# START OF SUPPLIED RECORDS
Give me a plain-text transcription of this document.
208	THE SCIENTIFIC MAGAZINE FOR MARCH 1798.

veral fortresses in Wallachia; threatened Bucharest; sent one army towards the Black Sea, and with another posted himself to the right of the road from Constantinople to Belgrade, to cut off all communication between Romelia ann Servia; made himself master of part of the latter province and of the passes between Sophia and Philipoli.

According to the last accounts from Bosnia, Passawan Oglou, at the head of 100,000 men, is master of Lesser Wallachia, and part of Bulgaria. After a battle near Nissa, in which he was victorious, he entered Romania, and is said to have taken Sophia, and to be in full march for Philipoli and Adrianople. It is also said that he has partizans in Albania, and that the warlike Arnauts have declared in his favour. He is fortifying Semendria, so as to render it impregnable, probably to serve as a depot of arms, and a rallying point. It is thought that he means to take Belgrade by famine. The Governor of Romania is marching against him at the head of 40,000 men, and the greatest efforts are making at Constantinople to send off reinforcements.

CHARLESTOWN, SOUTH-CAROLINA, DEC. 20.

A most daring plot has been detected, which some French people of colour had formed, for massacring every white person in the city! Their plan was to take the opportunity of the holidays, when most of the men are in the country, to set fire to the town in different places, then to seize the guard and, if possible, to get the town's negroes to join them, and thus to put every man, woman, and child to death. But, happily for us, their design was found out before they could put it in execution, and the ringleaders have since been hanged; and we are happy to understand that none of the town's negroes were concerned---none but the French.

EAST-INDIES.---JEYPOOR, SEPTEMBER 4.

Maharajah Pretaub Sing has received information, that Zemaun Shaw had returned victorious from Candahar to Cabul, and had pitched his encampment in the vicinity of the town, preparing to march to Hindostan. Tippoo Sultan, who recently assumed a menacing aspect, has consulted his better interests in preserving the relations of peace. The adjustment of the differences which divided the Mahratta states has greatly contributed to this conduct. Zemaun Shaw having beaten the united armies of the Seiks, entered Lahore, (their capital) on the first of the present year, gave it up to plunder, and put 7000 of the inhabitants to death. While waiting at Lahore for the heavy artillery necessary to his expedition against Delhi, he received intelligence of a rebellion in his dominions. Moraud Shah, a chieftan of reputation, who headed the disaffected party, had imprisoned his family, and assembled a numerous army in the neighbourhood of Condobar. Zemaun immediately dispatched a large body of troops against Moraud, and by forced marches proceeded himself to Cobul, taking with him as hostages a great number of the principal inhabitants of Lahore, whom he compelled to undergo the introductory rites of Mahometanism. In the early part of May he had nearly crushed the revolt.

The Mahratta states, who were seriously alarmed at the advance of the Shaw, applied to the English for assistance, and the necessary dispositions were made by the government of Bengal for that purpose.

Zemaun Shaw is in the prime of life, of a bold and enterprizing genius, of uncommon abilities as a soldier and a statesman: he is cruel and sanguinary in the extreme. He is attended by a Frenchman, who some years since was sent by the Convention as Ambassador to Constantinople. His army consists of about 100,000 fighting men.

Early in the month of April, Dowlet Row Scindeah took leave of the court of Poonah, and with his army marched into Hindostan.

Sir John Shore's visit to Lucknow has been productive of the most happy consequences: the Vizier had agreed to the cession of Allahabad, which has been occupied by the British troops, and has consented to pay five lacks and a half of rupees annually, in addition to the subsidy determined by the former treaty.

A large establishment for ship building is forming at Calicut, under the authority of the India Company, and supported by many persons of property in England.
# END OF SUPPLIED RECORDS
#### [AIM]
Examine the data above and state how many of its lines contain the word "since", with no further remarks.

#### [WRITTEN RESPONSE]
2